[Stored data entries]
• • •

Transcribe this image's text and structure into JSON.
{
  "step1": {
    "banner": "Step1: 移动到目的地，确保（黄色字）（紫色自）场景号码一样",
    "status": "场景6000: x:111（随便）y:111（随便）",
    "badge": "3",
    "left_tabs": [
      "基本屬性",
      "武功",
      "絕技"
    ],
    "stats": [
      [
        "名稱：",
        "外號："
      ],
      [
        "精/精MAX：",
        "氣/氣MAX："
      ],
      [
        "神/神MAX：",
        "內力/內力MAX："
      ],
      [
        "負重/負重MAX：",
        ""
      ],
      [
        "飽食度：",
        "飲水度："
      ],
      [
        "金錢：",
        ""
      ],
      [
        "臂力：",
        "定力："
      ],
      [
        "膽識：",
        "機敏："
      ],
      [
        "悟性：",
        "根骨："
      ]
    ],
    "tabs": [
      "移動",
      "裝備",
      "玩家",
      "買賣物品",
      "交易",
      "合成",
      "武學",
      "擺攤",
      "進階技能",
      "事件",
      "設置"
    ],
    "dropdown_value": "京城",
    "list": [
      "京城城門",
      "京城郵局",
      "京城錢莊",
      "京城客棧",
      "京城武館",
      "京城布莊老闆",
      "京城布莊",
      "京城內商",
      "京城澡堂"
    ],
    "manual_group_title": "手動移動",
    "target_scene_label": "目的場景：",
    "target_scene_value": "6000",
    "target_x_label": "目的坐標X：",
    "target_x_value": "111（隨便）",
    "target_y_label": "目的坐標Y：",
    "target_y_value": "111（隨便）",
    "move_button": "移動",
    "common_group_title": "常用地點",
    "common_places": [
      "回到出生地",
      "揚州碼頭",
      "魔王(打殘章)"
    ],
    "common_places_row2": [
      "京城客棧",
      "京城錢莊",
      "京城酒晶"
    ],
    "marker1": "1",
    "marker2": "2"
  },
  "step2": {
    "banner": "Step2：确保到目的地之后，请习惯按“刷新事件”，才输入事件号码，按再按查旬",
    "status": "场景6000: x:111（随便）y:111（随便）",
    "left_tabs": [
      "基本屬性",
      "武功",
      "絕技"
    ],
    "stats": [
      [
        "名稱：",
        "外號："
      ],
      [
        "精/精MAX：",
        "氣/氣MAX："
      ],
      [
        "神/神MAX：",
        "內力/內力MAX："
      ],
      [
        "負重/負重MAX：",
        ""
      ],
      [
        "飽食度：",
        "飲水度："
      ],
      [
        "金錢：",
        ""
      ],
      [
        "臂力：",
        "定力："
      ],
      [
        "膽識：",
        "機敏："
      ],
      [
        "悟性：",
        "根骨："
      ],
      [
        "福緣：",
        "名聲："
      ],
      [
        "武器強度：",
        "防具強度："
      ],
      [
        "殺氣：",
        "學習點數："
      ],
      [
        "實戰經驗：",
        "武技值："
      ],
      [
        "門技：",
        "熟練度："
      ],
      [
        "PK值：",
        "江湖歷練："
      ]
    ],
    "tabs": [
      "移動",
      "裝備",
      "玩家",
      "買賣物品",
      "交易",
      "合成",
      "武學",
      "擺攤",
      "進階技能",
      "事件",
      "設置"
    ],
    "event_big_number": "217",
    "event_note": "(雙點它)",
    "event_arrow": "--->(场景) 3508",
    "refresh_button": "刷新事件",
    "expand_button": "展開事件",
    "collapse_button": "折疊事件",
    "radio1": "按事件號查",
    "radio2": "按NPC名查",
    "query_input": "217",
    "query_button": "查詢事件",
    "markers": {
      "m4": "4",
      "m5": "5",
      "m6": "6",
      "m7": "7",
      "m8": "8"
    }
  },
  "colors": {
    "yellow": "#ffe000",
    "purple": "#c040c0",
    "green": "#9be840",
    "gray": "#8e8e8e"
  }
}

• • •

* **EXERCISE BRIEF**: Print out the whole listing exactly as it appears.

* **ANSWER TO THE PROBLEM**:
Transcribe this image's text and structure into JSON.
{
  "step1": {
    "banner": "Step1: 移动到目的地，确保（黄色字）（紫色自）场景号码一样",
    "status": "场景6000: x:111（随便）y:111（随便）",
    "badge": "3",
    "left_tabs": [
      "基本屬性",
      "武功",
      "絕技"
    ],
    "stats": [
      [
        "名稱：",
        "外號："
      ],
      [
        "精/精MAX：",
        "氣/氣MAX："
      ],
      [
        "神/神MAX：",
        "內力/內力MAX："
      ],
      [
        "負重/負重MAX：",
        ""
      ],
      [
        "飽食度：",
        "飲水度："
      ],
      [
        "金錢：",
        ""
      ],
      [
        "臂力：",
        "定力："
      ],
      [
        "膽識：",
        "機敏："
      ],
      [
        "悟性：",
        "根骨："
      ]
    ],
    "tabs": [
      "移動",
      "裝備",
      "玩家",
      "買賣物品",
      "交易",
      "合成",
      "武學",
      "擺攤",
      "進階技能",
      "事件",
      "設置"
    ],
    "dropdown_value": "京城",
    "list": [
      "京城城門",
      "京城郵局",
      "京城錢莊",
      "京城客棧",
      "京城武館",
      "京城布莊老闆",
      "京城布莊",
      "京城內商",
      "京城澡堂"
    ],
    "manual_group_title": "手動移動",
    "target_scene_label": "目的場景：",
    "target_scene_value": "6000",
    "target_x_label": "目的坐標X：",
    "target_x_value": "111（隨便）",
    "target_y_label": "目的坐標Y：",
    "target_y_value": "111（隨便）",
    "move_button": "移動",
    "common_group_title": "常用地點",
    "common_places": [
      "回到出生地",
      "揚州碼頭",
      "魔王(打殘章)"
    ],
    "common_places_row2": [
      "京城客棧",
      "京城錢莊",
      "京城酒晶"
    ],
    "marker1": "1",
    "marker2": "2"
  },
  "step2": {
    "banner": "Step2：确保到目的地之后，请习惯按“刷新事件”，才输入事件号码，按再按查旬",
    "status": "场景6000: x:111（随便）y:111（随便）",
    "left_tabs": [
      "基本屬性",
      "武功",
      "絕技"
    ],
    "stats": [
      [
        "名稱：",
        "外號："
      ],
      [
        "精/精MAX：",
        "氣/氣MAX："
      ],
      [
        "神/神MAX：",
        "內力/內力MAX："
      ],
      [
        "負重/負重MAX：",
        ""
      ],
      [
        "飽食度：",
        "飲水度："
      ],
      [
        "金錢：",
        ""
      ],
      [
        "臂力：",
        "定力："
      ],
      [
        "膽識：",
        "機敏："
      ],
      [
        "悟性：",
        "根骨："
      ],
      [
        "福緣：",
        "名聲："
      ],
      [
        "武器強度：",
        "防具強度："
      ],
      [
        "殺氣：",
        "學習點數："
      ],
      [
        "實戰經驗：",
        "武技值："
      ],
      [
        "門技：",
        "熟練度："
      ],
      [
        "PK值：",
        "江湖歷練："
      ]
    ],
    "tabs": [
      "移動",
      "裝備",
      "玩家",
      "買賣物品",
      "交易",
      "合成",
      "武學",
      "擺攤",
      "進階技能",
      "事件",
      "設置"
    ],
    "event_big_number": "217",
    "event_note": "(雙點它)",
    "event_arrow": "--->(场景) 3508",
    "refresh_button": "刷新事件",
    "expand_button": "展開事件",
    "collapse_button": "折疊事件",
    "radio1": "按事件號查",
    "radio2": "按NPC名查",
    "query_input": "217",
    "query_button": "查詢事件",
    "markers": {
      "m4": "4",
      "m5": "5",
      "m6": "6",
      "m7": "7",
      "m8": "8"
    }
  },
  "colors": {
    "yellow": "#ffe000",
    "purple": "#c040c0",
    "green": "#9be840",
    "gray": "#8e8e8e"
  }
}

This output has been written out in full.